-- Instructions for the task --
Reproduce the listing below in full and without alteration, apart from its pictures.

-- Available data --
--- begin ---

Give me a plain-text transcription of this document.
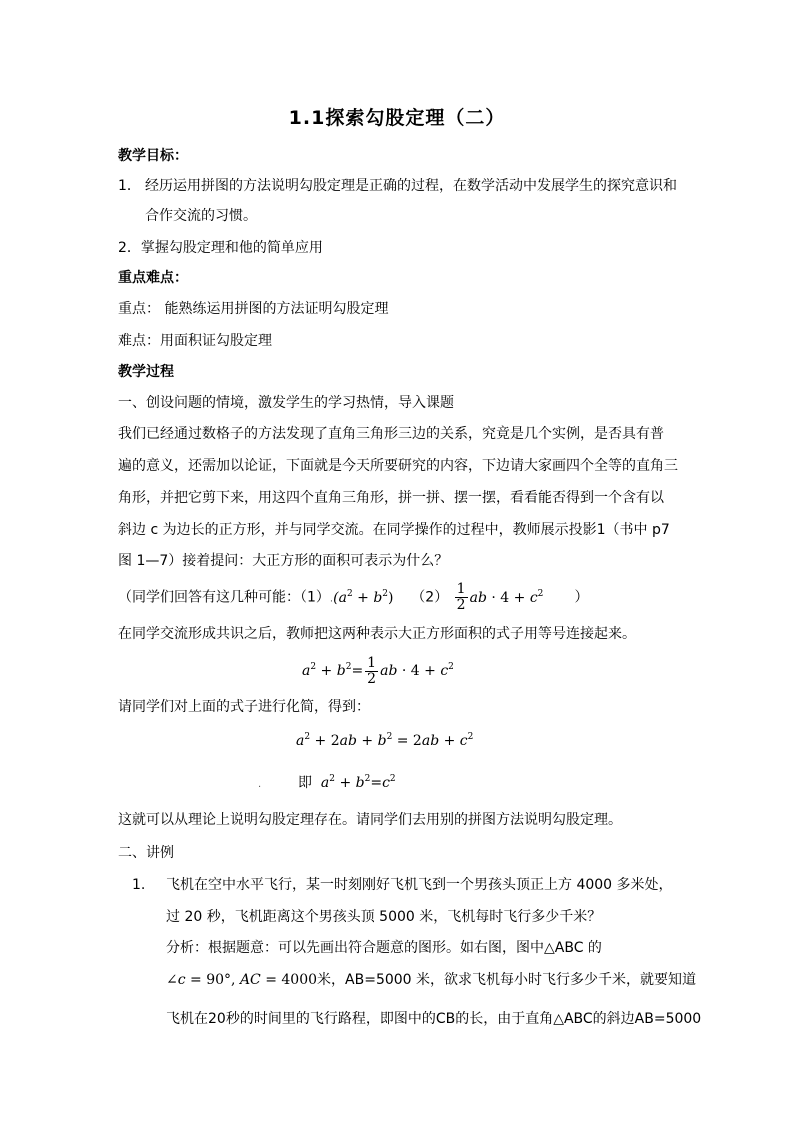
1.1探索勾股定理（二）
教学目标：
1． 经历运用拼图的方法说明勾股定理是正确的过程，在数学活动中发展学生的探究意识和
合作交流的习惯。
2．掌握勾股定理和他的简单应用
重点难点：
重点： 能熟练运用拼图的方法证明勾股定理
难点：用面积证勾股定理
教学过程
一、创设问题的情境，激发学生的学习热情，导入课题
我们已经通过数格子的方法发现了直角三角形三边的关系，究竟是几个实例，是否具有普
遍的意义，还需加以论证，下面就是今天所要研究的内容，下边请大家画四个全等的直角三
角形，并把它剪下来，用这四个直角三角形，拼一拼、摆一摆，看看能否得到一个含有以
斜边 c 为边长的正方形，并与同学交流。在同学操作的过程中，教师展示投影1（书中 p7
图 1—7）接着提问：大正方形的面积可表示为什么？
（同学们回答有这几种可能：$(1).(a^2 + b^2)$ $(2) \frac{1}{2}$ ab · $4 + c^2$ ）
在同学交流形成共识之后，教师把这两种表示大正方形面积的式子用等号连接起来。
$a^2 + b^2= \frac{1}{2}$ ab · $4 + c^2$
请同学们对上面的式子进行化简，得到：
$a^2 + 2ab + b^2 = 2ab + c^2$
.	即 $a^2 + b^2=c^2$
这就可以从理论上说明勾股定理存在。请同学们去用别的拼图方法说明勾股定理。
二、讲例
1. 飞机在空中水平飞行，某一时刻刚好飞机飞到一个男孩头顶正上方 4000 多米处，
过 20 秒，飞机距离这个男孩头顶 5000 米，飞机每时飞行多少千米？
分析：根据题意：可以先画出符合题意的图形。如右图，图中△ABC 的
∠c = 90°, AC = 4000米，AB=5000 米，欲求飞机每小时飞行多少千米，就要知道
飞机在20秒的时间里的飞行路程，即图中的CB的长，由于直角△ABC的斜边AB=5000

--- end ---

-- The solution --
Give me a plain-text transcription of this document.
1.1探索勾股定理（二）
教学目标：
1． 经历运用拼图的方法说明勾股定理是正确的过程，在数学活动中发展学生的探究意识和
合作交流的习惯。
2．掌握勾股定理和他的简单应用
重点难点：
重点： 能熟练运用拼图的方法证明勾股定理
难点：用面积证勾股定理
教学过程
一、创设问题的情境，激发学生的学习热情，导入课题
我们已经通过数格子的方法发现了直角三角形三边的关系，究竟是几个实例，是否具有普
遍的意义，还需加以论证，下面就是今天所要研究的内容，下边请大家画四个全等的直角三
角形，并把它剪下来，用这四个直角三角形，拼一拼、摆一摆，看看能否得到一个含有以
斜边 c 为边长的正方形，并与同学交流。在同学操作的过程中，教师展示投影1（书中 p7
图 1—7）接着提问：大正方形的面积可表示为什么？
（同学们回答有这几种可能：$(1).(a^2 + b^2)$ $(2) \frac{1}{2}$ ab · $4 + c^2$ ）
在同学交流形成共识之后，教师把这两种表示大正方形面积的式子用等号连接起来。
$a^2 + b^2= \frac{1}{2}$ ab · $4 + c^2$
请同学们对上面的式子进行化简，得到：
$a^2 + 2ab + b^2 = 2ab + c^2$
.	即 $a^2 + b^2=c^2$
这就可以从理论上说明勾股定理存在。请同学们去用别的拼图方法说明勾股定理。
二、讲例
1. 飞机在空中水平飞行，某一时刻刚好飞机飞到一个男孩头顶正上方 4000 多米处，
过 20 秒，飞机距离这个男孩头顶 5000 米，飞机每时飞行多少千米？
分析：根据题意：可以先画出符合题意的图形。如右图，图中△ABC 的
∠c = 90°, AC = 4000米，AB=5000 米，欲求飞机每小时飞行多少千米，就要知道
飞机在20秒的时间里的飞行路程，即图中的CB的长，由于直角△ABC的斜边AB=5000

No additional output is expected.